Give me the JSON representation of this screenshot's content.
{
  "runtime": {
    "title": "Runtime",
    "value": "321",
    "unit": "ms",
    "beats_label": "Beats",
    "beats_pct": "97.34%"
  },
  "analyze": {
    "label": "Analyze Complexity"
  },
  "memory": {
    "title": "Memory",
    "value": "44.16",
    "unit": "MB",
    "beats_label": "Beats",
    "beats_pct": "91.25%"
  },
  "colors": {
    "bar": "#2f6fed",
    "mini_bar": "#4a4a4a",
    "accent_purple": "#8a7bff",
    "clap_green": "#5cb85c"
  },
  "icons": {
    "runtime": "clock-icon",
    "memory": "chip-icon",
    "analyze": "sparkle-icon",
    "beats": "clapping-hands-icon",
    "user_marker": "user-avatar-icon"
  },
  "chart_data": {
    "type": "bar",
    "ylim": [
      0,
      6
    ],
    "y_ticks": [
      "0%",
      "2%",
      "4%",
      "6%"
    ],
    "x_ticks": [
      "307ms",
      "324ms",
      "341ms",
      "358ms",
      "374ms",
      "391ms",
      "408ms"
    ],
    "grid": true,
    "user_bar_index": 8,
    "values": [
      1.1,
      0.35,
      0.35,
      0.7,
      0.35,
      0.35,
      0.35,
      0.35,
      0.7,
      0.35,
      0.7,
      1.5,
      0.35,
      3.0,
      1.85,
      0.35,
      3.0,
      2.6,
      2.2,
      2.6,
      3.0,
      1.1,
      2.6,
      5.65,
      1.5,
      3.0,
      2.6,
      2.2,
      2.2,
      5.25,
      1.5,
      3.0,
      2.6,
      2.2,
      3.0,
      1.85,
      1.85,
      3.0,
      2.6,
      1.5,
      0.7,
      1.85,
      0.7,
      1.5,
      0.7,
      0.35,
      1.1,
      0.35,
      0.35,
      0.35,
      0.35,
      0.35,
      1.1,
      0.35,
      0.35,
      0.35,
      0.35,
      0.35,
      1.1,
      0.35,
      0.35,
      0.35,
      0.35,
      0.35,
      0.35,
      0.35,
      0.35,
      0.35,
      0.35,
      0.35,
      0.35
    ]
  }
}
________________________
REQUIRED TASK: From the records above, extract every line exactly as it stands.

SOLUTION TO THIS EXERCISE:
Give me the JSON representation of this screenshot's content.
{
  "runtime": {
    "title": "Runtime",
    "value": "321",
    "unit": "ms",
    "beats_label": "Beats",
    "beats_pct": "97.34%"
  },
  "analyze": {
    "label": "Analyze Complexity"
  },
  "memory": {
    "title": "Memory",
    "value": "44.16",
    "unit": "MB",
    "beats_label": "Beats",
    "beats_pct": "91.25%"
  },
  "colors": {
    "bar": "#2f6fed",
    "mini_bar": "#4a4a4a",
    "accent_purple": "#8a7bff",
    "clap_green": "#5cb85c"
  },
  "icons": {
    "runtime": "clock-icon",
    "memory": "chip-icon",
    "analyze": "sparkle-icon",
    "beats": "clapping-hands-icon",
    "user_marker": "user-avatar-icon"
  },
  "chart_data": {
    "type": "bar",
    "ylim": [
      0,
      6
    ],
    "y_ticks": [
      "0%",
      "2%",
      "4%",
      "6%"
    ],
    "x_ticks": [
      "307ms",
      "324ms",
      "341ms",
      "358ms",
      "374ms",
      "391ms",
      "408ms"
    ],
    "grid": true,
    "user_bar_index": 8,
    "values": [
      1.1,
      0.35,
      0.35,
      0.7,
      0.35,
      0.35,
      0.35,
      0.35,
      0.7,
      0.35,
      0.7,
      1.5,
      0.35,
      3.0,
      1.85,
      0.35,
      3.0,
      2.6,
      2.2,
      2.6,
      3.0,
      1.1,
      2.6,
      5.65,
      1.5,
      3.0,
      2.6,
      2.2,
      2.2,
      5.25,
      1.5,
      3.0,
      2.6,
      2.2,
      3.0,
      1.85,
      1.85,
      3.0,
      2.6,
      1.5,
      0.7,
      1.85,
      0.7,
      1.5,
      0.7,
      0.35,
      1.1,
      0.35,
      0.35,
      0.35,
      0.35,
      0.35,
      1.1,
      0.35,
      0.35,
      0.35,
      0.35,
      0.35,
      1.1,
      0.35,
      0.35,
      0.35,
      0.35,
      0.35,
      0.35,
      0.35,
      0.35,
      0.35,
      0.35,
      0.35,
      0.35
    ]
  }
}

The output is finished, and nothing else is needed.